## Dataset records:
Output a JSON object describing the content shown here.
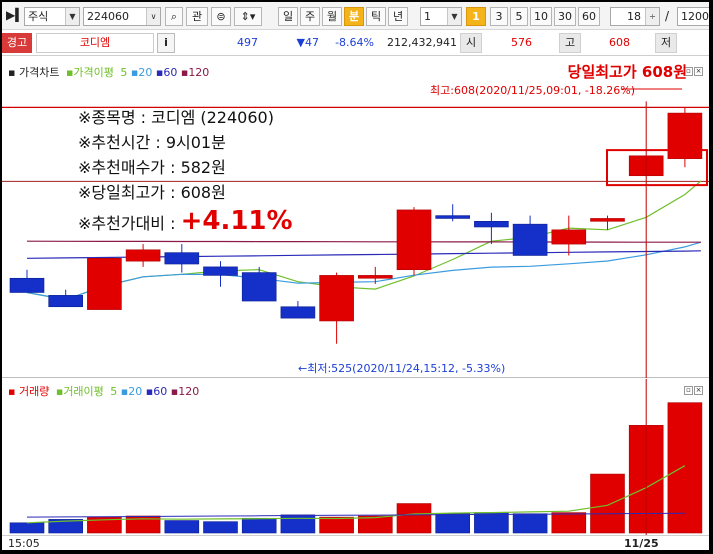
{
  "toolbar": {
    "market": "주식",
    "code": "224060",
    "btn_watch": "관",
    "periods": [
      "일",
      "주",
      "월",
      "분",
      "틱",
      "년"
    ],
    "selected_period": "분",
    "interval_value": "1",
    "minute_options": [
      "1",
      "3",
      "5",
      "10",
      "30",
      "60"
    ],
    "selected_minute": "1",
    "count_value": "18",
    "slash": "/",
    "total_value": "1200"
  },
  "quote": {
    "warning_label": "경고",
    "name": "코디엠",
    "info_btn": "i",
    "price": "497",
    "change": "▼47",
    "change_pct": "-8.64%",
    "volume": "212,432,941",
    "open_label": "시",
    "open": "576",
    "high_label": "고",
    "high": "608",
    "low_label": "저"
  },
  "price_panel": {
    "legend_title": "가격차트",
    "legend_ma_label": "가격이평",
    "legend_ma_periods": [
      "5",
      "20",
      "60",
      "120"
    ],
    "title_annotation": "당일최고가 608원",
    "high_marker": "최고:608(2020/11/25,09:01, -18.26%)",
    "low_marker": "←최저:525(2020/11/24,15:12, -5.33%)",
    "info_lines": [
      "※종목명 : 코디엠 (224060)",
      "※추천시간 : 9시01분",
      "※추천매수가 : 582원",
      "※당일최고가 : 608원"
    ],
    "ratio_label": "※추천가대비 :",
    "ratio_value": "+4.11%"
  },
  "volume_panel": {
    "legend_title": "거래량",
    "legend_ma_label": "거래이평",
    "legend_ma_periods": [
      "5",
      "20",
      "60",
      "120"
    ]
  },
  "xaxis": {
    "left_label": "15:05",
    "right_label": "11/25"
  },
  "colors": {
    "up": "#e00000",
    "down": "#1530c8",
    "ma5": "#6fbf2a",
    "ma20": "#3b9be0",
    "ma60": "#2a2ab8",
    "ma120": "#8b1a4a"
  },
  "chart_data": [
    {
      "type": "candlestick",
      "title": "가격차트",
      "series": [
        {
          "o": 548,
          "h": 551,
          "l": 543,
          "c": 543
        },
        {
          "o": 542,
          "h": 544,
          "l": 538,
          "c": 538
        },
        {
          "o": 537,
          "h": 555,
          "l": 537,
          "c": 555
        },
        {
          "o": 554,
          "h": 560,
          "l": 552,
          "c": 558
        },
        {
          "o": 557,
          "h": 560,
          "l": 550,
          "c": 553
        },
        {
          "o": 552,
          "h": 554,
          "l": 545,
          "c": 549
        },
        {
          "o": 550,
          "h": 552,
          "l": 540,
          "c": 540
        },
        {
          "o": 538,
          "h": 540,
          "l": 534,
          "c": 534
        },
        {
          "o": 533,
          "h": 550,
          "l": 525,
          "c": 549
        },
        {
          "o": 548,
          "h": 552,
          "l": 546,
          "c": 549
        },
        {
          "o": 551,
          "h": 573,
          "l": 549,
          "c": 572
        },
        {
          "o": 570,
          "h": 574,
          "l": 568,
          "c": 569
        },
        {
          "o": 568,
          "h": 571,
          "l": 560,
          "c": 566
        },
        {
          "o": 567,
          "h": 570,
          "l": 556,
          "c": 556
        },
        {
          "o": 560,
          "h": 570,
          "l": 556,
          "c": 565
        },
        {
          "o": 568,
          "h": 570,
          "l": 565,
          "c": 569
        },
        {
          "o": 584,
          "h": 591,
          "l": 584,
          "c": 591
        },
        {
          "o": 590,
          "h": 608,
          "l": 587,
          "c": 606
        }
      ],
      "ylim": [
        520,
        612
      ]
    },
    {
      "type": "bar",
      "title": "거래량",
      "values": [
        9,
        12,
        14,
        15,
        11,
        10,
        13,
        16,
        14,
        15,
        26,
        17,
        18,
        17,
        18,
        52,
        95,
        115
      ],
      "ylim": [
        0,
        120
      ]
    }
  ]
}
---
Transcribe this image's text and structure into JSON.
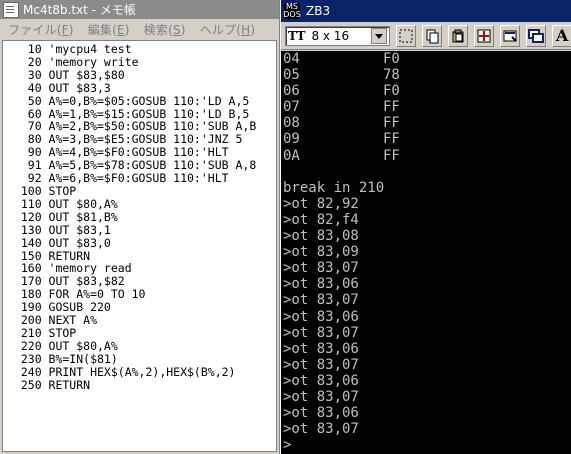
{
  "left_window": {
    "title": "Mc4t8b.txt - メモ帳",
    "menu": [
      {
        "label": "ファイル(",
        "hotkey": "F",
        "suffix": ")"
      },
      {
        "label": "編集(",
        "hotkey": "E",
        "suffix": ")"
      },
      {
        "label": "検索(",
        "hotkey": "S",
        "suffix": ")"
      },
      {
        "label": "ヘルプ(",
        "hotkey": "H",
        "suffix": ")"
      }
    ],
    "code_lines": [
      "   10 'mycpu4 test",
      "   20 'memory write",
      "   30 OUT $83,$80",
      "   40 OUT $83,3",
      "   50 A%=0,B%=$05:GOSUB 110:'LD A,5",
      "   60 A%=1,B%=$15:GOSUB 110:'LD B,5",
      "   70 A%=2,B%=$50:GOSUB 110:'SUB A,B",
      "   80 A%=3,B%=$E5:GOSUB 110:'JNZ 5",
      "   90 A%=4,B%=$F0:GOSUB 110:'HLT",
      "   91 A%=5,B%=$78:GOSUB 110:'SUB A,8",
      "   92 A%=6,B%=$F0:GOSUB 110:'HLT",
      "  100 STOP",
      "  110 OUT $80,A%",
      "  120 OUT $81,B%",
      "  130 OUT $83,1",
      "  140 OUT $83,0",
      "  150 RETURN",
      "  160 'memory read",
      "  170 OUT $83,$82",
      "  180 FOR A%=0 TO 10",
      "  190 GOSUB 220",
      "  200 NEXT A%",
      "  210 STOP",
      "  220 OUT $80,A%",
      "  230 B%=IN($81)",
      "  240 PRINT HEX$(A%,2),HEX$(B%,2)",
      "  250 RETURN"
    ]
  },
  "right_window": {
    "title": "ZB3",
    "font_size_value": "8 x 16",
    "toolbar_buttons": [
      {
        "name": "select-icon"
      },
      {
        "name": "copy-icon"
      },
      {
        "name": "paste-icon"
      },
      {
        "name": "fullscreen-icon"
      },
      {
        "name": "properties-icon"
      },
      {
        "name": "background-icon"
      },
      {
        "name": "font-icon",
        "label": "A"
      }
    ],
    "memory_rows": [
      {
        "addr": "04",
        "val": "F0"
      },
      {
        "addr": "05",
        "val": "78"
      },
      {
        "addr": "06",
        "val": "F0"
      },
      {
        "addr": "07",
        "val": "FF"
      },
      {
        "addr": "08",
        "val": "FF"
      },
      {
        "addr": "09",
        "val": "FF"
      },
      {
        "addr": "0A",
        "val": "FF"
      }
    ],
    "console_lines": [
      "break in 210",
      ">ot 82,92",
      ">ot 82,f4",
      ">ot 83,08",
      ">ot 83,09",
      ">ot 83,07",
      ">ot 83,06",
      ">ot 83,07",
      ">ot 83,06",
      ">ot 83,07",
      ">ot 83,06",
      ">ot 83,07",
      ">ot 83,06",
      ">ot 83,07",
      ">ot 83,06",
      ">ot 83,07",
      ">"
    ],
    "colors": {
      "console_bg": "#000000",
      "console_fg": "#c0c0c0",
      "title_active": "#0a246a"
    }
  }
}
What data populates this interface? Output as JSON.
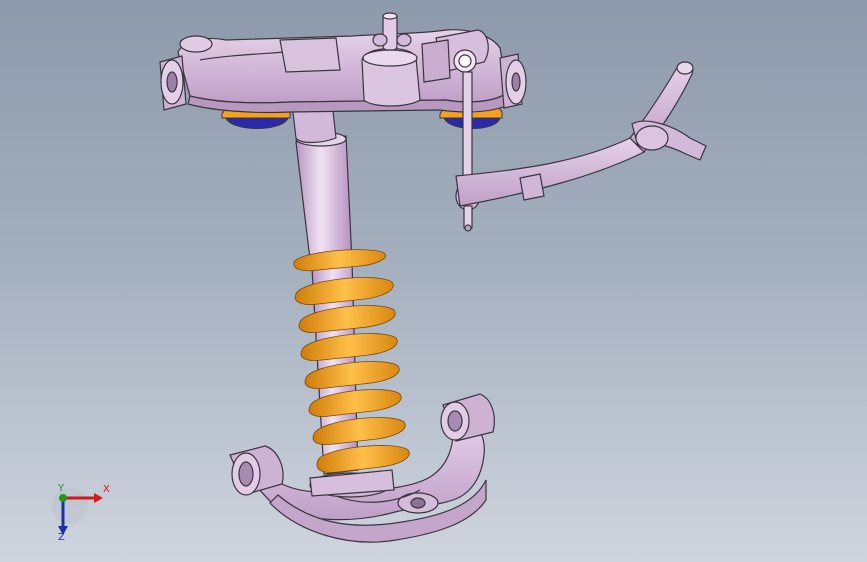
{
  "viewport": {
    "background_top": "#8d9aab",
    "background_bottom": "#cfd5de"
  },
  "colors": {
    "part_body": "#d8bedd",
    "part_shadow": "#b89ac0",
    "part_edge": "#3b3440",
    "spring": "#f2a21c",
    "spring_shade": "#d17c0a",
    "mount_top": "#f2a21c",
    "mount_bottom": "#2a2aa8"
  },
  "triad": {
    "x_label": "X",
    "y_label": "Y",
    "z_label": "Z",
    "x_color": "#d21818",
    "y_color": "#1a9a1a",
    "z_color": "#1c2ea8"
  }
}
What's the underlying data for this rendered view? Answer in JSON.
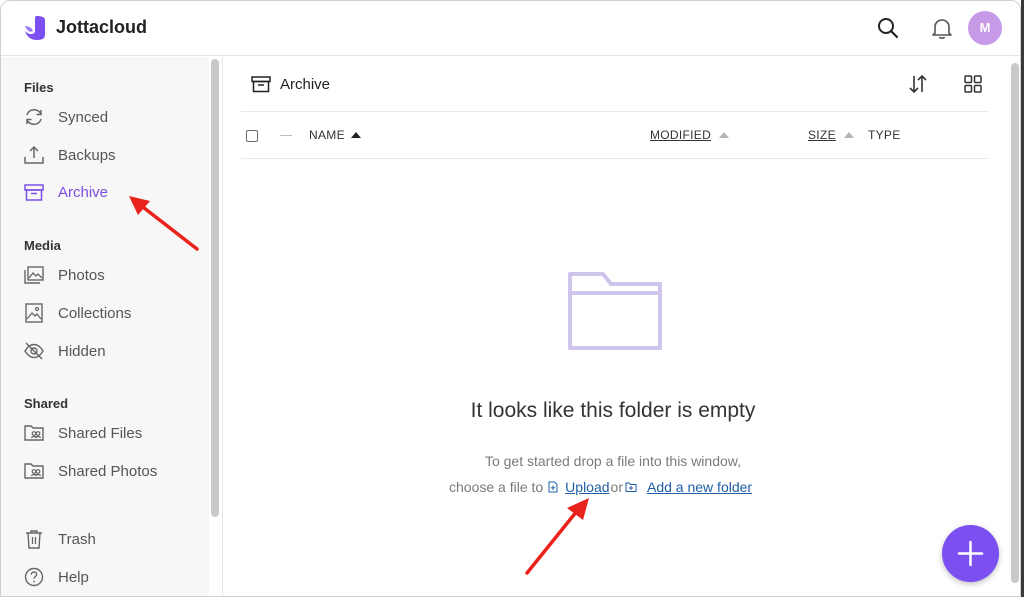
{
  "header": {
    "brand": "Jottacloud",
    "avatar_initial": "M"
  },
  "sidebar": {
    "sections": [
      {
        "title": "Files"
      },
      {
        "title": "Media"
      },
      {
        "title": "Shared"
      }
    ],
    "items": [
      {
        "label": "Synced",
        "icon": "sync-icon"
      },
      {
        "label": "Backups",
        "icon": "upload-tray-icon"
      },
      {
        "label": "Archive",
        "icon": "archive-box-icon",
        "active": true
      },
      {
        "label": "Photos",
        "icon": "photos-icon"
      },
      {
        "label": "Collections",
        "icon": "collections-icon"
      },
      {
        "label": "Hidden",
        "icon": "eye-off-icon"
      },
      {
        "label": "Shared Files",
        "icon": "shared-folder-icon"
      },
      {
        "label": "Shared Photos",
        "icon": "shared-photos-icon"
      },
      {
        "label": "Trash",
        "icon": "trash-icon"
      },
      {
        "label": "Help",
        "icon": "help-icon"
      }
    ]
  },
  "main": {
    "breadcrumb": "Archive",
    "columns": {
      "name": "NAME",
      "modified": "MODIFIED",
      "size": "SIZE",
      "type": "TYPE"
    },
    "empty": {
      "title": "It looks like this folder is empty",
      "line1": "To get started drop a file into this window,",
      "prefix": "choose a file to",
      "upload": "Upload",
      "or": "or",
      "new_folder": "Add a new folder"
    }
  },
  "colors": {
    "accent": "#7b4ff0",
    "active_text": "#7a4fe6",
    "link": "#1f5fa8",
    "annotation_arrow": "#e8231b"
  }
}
* * *
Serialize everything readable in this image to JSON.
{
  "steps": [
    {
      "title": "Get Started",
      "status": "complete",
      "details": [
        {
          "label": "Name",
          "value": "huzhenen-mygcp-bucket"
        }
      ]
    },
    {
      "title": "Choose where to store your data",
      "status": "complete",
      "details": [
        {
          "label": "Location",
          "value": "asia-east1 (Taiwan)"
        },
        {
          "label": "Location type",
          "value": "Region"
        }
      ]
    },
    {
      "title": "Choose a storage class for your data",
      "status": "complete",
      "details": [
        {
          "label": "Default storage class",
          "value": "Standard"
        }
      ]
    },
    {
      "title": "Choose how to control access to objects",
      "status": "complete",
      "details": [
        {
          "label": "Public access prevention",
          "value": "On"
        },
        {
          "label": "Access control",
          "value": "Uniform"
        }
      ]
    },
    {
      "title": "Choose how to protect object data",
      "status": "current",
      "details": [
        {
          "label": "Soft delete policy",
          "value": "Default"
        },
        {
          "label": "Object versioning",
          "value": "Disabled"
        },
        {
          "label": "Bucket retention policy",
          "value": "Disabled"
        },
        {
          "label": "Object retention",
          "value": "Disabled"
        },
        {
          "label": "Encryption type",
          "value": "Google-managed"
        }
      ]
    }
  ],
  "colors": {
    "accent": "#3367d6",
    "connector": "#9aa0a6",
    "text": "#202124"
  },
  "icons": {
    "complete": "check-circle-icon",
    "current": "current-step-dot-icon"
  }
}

## WHAT YOU HAVE TO DO:
Go through the listing above and work out how many lines contain the string "type". Reply with the number alone.

## EXERCISE RESULT:
5